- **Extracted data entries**
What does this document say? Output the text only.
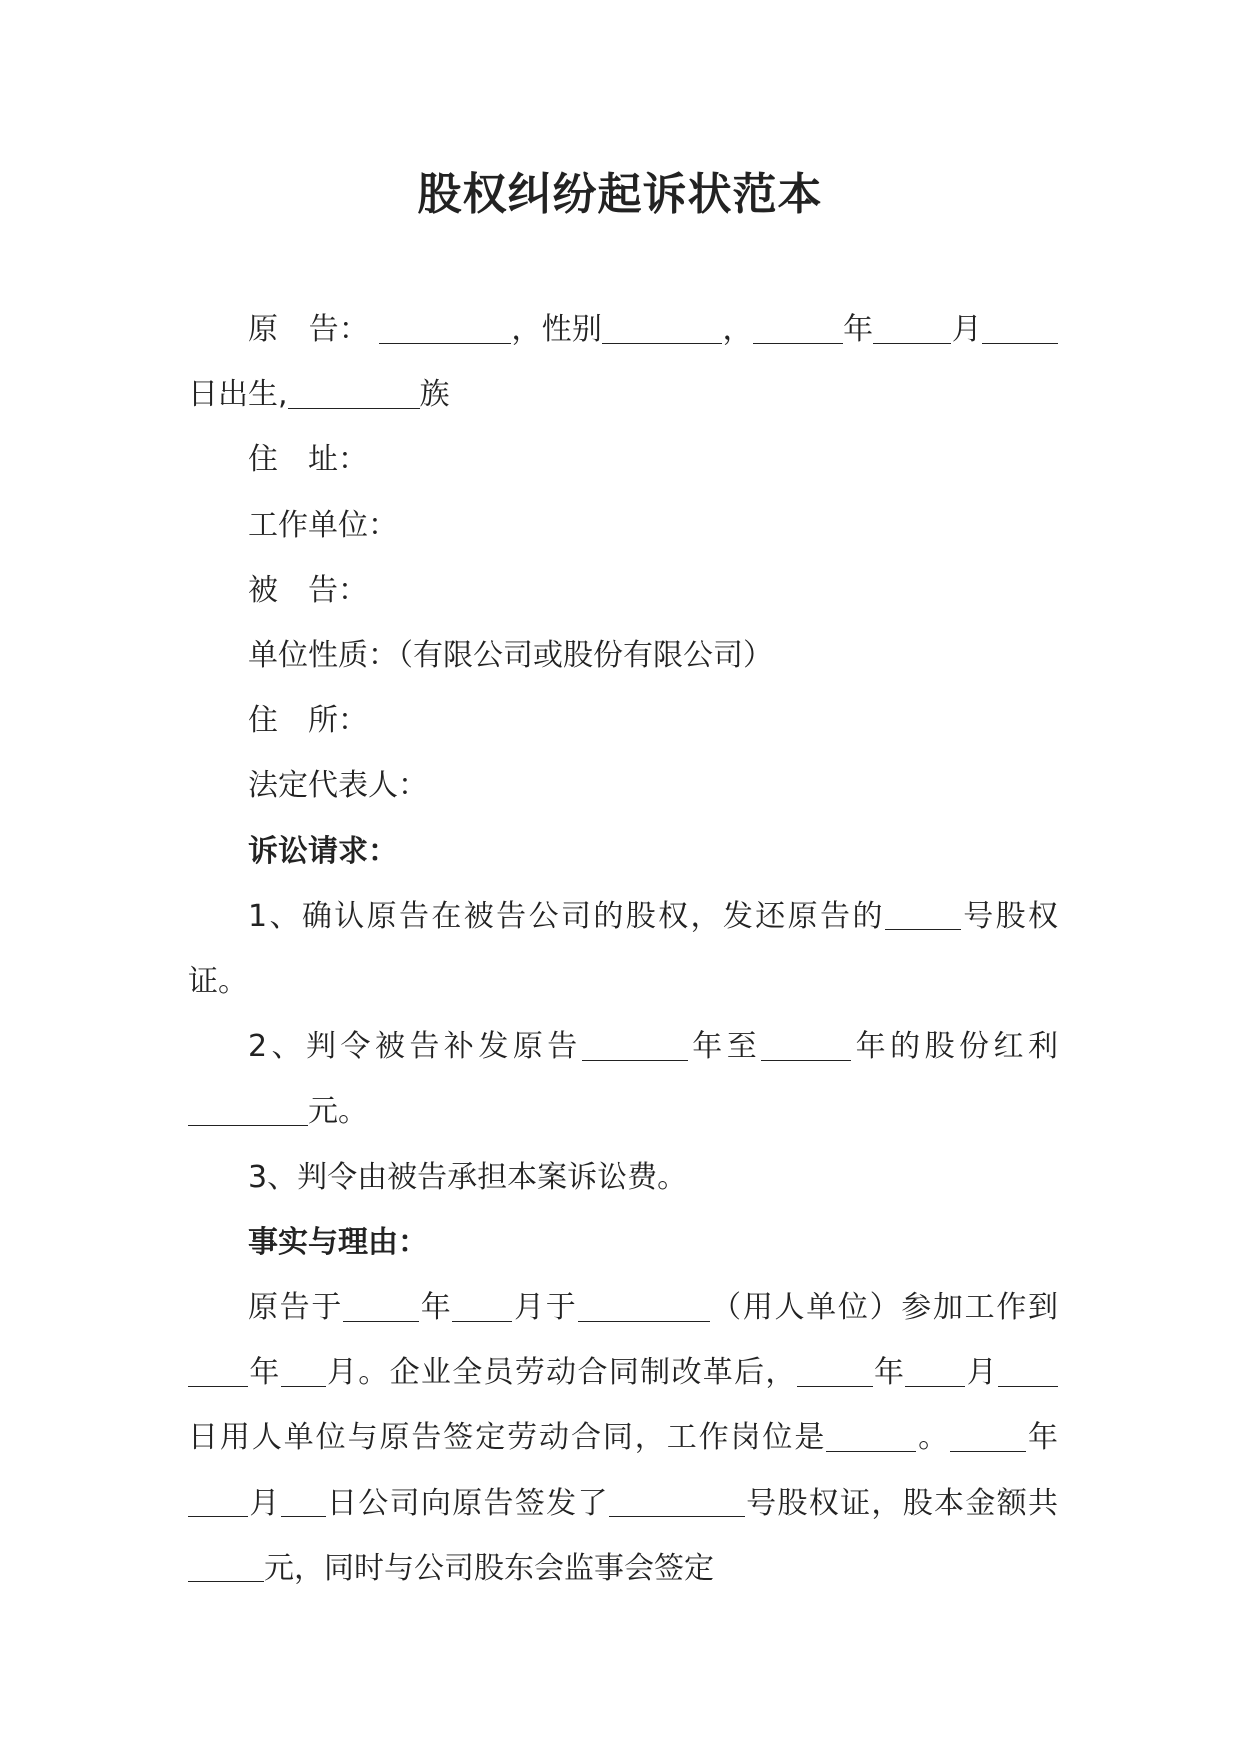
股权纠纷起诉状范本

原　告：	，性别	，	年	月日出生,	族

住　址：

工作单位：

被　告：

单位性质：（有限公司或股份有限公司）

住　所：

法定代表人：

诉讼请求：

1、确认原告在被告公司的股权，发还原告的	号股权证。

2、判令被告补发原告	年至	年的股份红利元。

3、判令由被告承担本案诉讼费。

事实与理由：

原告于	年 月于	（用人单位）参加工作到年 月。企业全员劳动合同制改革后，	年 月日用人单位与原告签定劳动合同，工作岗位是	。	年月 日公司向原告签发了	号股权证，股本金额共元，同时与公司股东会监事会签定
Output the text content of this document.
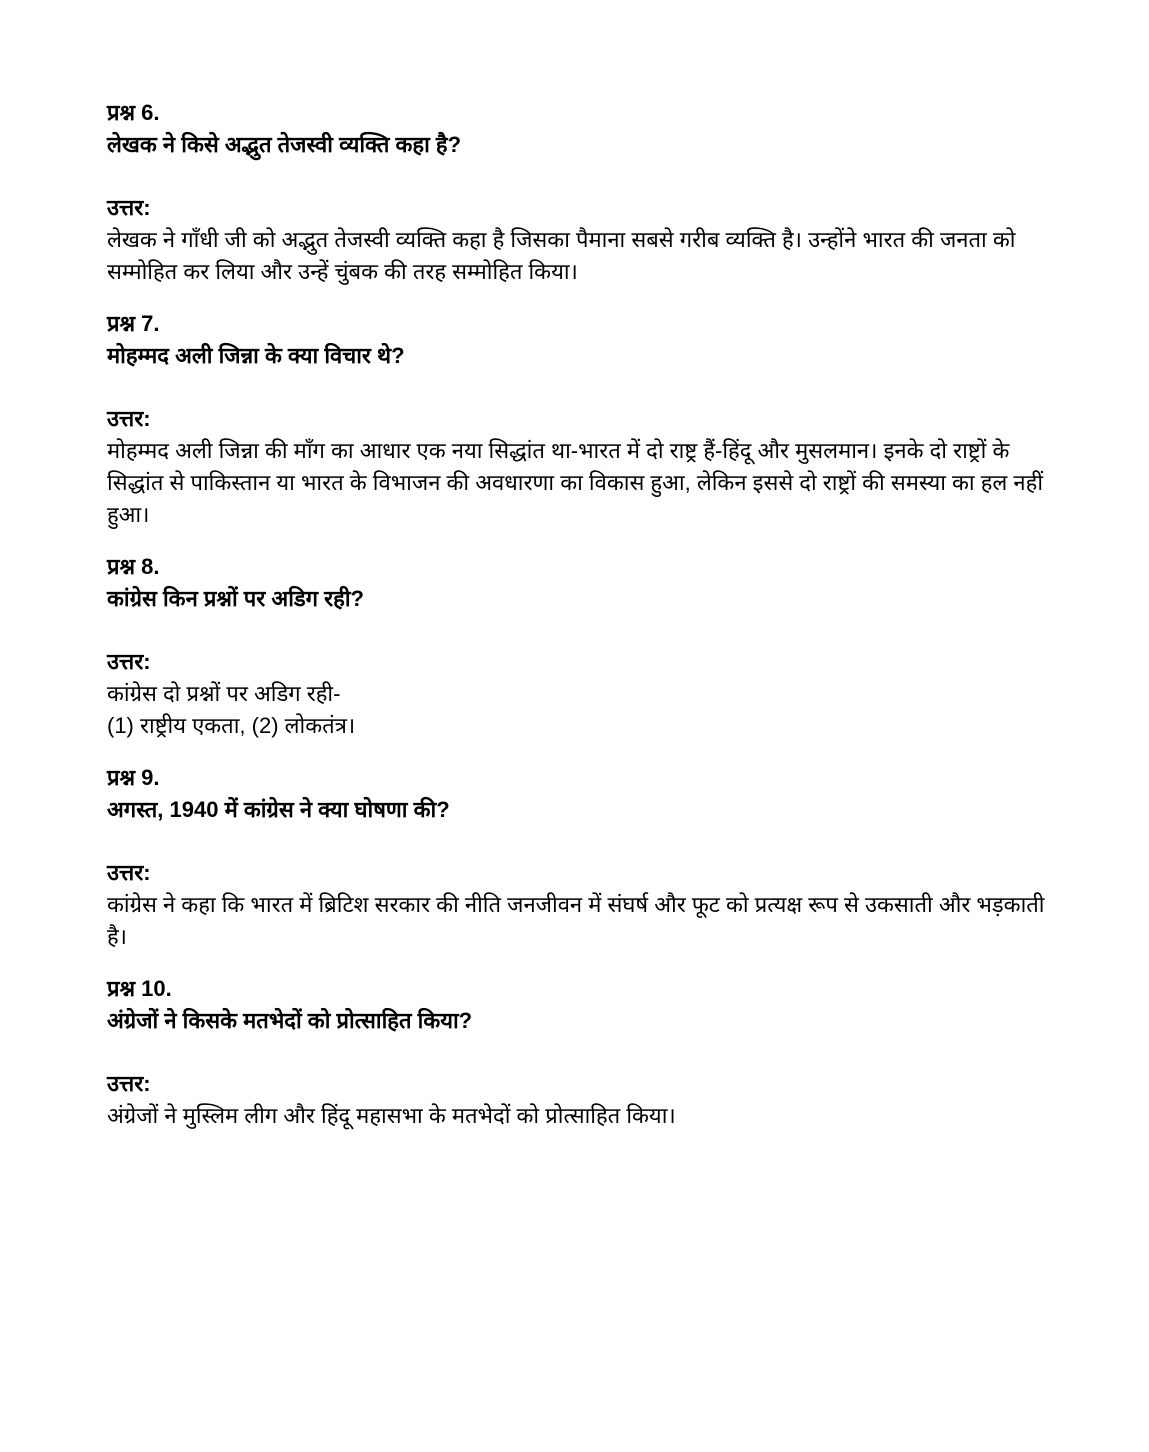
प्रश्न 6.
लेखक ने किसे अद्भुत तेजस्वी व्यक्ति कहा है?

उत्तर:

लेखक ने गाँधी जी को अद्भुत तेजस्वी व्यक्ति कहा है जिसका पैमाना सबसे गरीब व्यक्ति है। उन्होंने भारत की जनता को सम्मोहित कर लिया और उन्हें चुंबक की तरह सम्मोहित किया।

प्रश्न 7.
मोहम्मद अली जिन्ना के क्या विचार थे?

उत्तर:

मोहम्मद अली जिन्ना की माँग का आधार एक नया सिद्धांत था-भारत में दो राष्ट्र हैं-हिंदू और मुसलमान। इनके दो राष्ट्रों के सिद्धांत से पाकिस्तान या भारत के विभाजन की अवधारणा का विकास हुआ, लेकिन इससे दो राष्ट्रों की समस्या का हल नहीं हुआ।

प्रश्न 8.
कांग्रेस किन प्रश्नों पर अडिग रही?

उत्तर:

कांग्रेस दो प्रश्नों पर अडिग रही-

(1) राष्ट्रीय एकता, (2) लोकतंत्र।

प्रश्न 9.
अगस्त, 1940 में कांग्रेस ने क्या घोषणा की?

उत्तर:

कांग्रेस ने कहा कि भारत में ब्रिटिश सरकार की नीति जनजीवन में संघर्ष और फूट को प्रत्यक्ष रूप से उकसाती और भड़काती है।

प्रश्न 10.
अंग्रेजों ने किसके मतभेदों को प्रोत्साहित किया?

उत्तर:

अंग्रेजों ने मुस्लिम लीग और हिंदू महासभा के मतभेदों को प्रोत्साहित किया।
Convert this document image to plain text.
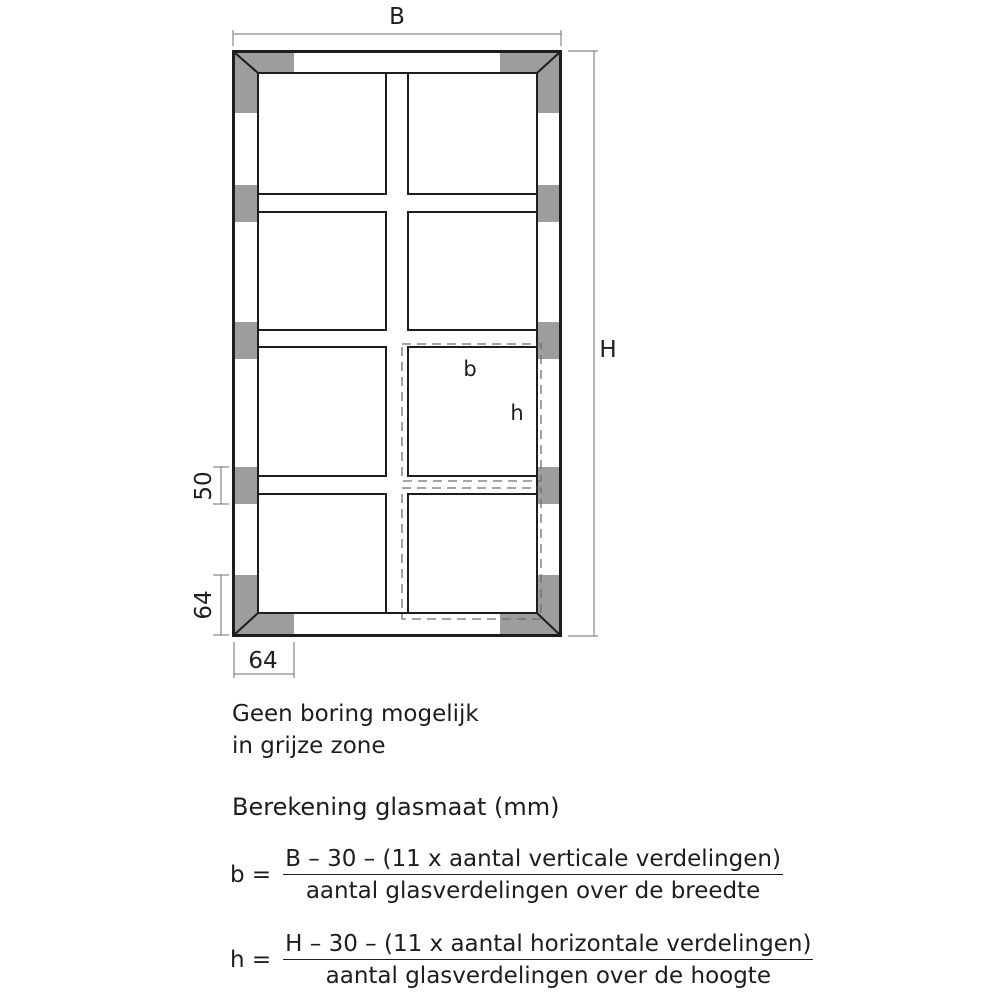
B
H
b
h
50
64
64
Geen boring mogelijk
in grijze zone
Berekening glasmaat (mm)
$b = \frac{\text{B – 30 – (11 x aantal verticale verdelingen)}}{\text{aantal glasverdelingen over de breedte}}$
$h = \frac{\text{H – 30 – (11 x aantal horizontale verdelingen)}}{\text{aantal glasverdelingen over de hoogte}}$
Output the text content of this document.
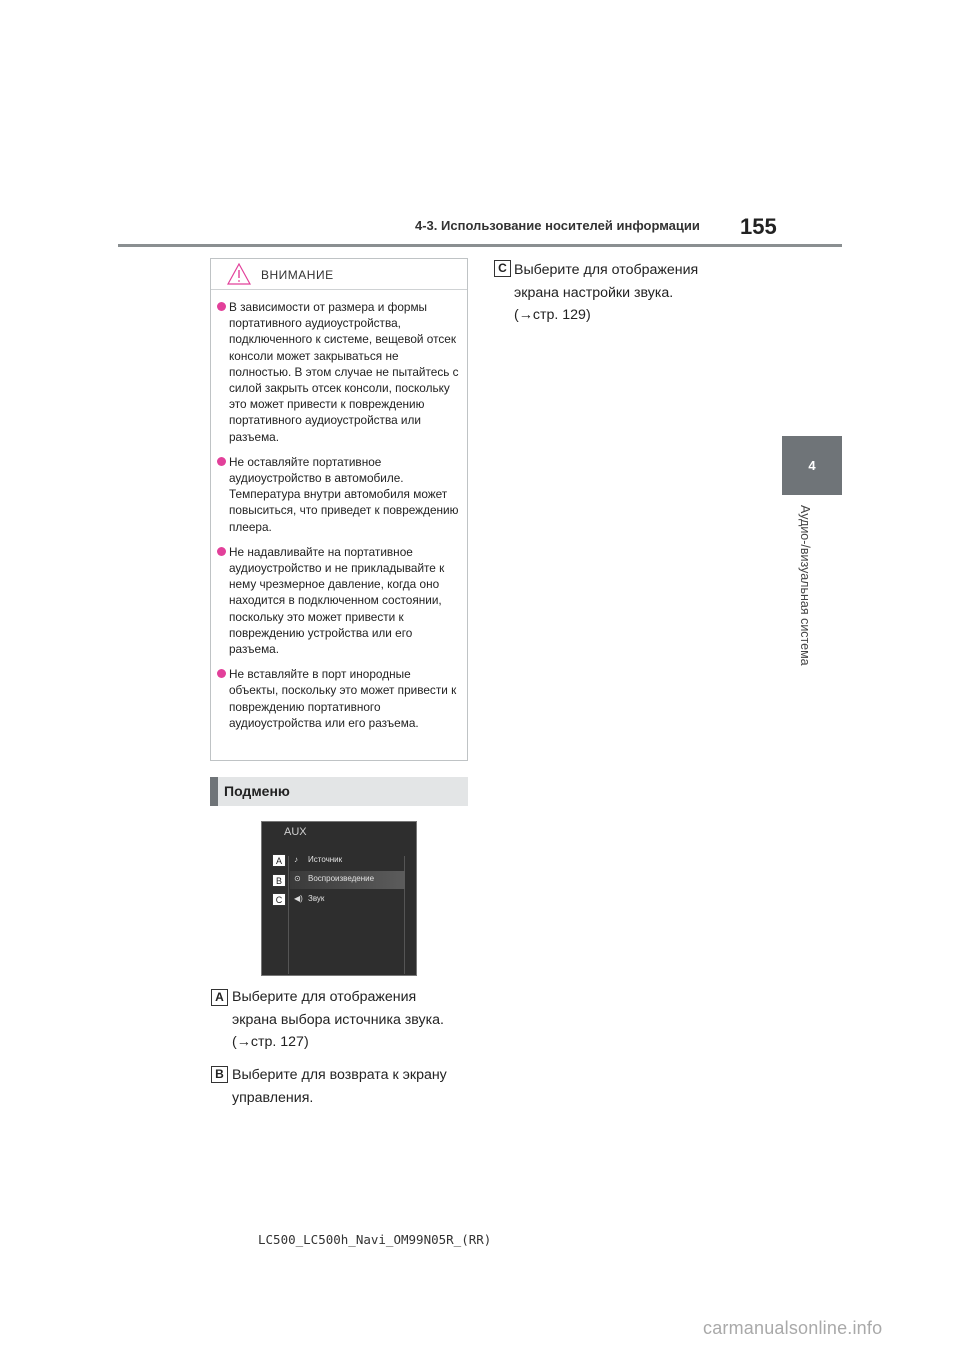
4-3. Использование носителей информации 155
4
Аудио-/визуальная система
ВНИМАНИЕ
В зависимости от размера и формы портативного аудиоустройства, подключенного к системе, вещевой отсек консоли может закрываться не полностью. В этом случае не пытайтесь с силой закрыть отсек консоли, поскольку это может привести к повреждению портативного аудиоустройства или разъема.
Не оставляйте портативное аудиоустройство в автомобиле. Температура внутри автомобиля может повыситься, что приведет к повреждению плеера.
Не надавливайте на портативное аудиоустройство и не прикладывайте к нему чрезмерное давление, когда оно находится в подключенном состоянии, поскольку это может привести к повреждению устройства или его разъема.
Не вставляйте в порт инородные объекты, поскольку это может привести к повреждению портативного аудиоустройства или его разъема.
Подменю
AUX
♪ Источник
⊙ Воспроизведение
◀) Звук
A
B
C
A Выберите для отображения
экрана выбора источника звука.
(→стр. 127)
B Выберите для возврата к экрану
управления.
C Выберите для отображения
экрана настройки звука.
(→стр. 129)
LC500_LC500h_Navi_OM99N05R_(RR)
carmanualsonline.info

- **Work to be completed**
Transcribe every record above exactly as written, leaving out any pictures.

- **Exercise solution**
What does this document say? Output the text only.
股权纠纷起诉状范本

原　告：	，性别	，	年	月日出生,	族

住　址：

工作单位：

被　告：

单位性质：（有限公司或股份有限公司）

住　所：

法定代表人：

诉讼请求：

1、确认原告在被告公司的股权，发还原告的	号股权证。

2、判令被告补发原告	年至	年的股份红利元。

3、判令由被告承担本案诉讼费。

事实与理由：

原告于	年 月于	（用人单位）参加工作到年 月。企业全员劳动合同制改革后，	年 月日用人单位与原告签定劳动合同，工作岗位是	。	年月 日公司向原告签发了	号股权证，股本金额共元，同时与公司股东会监事会签定
Output the text content of this document.
प्रश्न 6.
लेखक ने किसे अद्भुत तेजस्वी व्यक्ति कहा है?

उत्तर:

लेखक ने गाँधी जी को अद्भुत तेजस्वी व्यक्ति कहा है जिसका पैमाना सबसे गरीब व्यक्ति है। उन्होंने भारत की जनता को सम्मोहित कर लिया और उन्हें चुंबक की तरह सम्मोहित किया।

प्रश्न 7.
मोहम्मद अली जिन्ना के क्या विचार थे?

उत्तर:

मोहम्मद अली जिन्ना की माँग का आधार एक नया सिद्धांत था-भारत में दो राष्ट्र हैं-हिंदू और मुसलमान। इनके दो राष्ट्रों के सिद्धांत से पाकिस्तान या भारत के विभाजन की अवधारणा का विकास हुआ, लेकिन इससे दो राष्ट्रों की समस्या का हल नहीं हुआ।

प्रश्न 8.
कांग्रेस किन प्रश्नों पर अडिग रही?

उत्तर:

कांग्रेस दो प्रश्नों पर अडिग रही-

(1) राष्ट्रीय एकता, (2) लोकतंत्र।

प्रश्न 9.
अगस्त, 1940 में कांग्रेस ने क्या घोषणा की?

उत्तर:

कांग्रेस ने कहा कि भारत में ब्रिटिश सरकार की नीति जनजीवन में संघर्ष और फूट को प्रत्यक्ष रूप से उकसाती और भड़काती है।

प्रश्न 10.
अंग्रेजों ने किसके मतभेदों को प्रोत्साहित किया?

उत्तर:

अंग्रेजों ने मुस्लिम लीग और हिंदू महासभा के मतभेदों को प्रोत्साहित किया।
Convert this document image to plain text.
B
H
b
h
50
64
64
Geen boring mogelijk
in grijze zone
Berekening glasmaat (mm)
$b = \frac{\text{B – 30 – (11 x aantal verticale verdelingen)}}{\text{aantal glasverdelingen over de breedte}}$
$h = \frac{\text{H – 30 – (11 x aantal horizontale verdelingen)}}{\text{aantal glasverdelingen over de hoogte}}$
Output the text content of this document.
4-3. Использование носителей информации 155
4
Аудио-/визуальная система
ВНИМАНИЕ
В зависимости от размера и формы портативного аудиоустройства, подключенного к системе, вещевой отсек консоли может закрываться не полностью. В этом случае не пытайтесь с силой закрыть отсек консоли, поскольку это может привести к повреждению портативного аудиоустройства или разъема.
Не оставляйте портативное аудиоустройство в автомобиле. Температура внутри автомобиля может повыситься, что приведет к повреждению плеера.
Не надавливайте на портативное аудиоустройство и не прикладывайте к нему чрезмерное давление, когда оно находится в подключенном состоянии, поскольку это может привести к повреждению устройства или его разъема.
Не вставляйте в порт инородные объекты, поскольку это может привести к повреждению портативного аудиоустройства или его разъема.
Подменю
AUX
♪ Источник
⊙ Воспроизведение
◀) Звук
A
B
C
A Выберите для отображения
экрана выбора источника звука.
(→стр. 127)
B Выберите для возврата к экрану
управления.
C Выберите для отображения
экрана настройки звука.
(→стр. 129)
LC500_LC500h_Navi_OM99N05R_(RR)
carmanualsonline.info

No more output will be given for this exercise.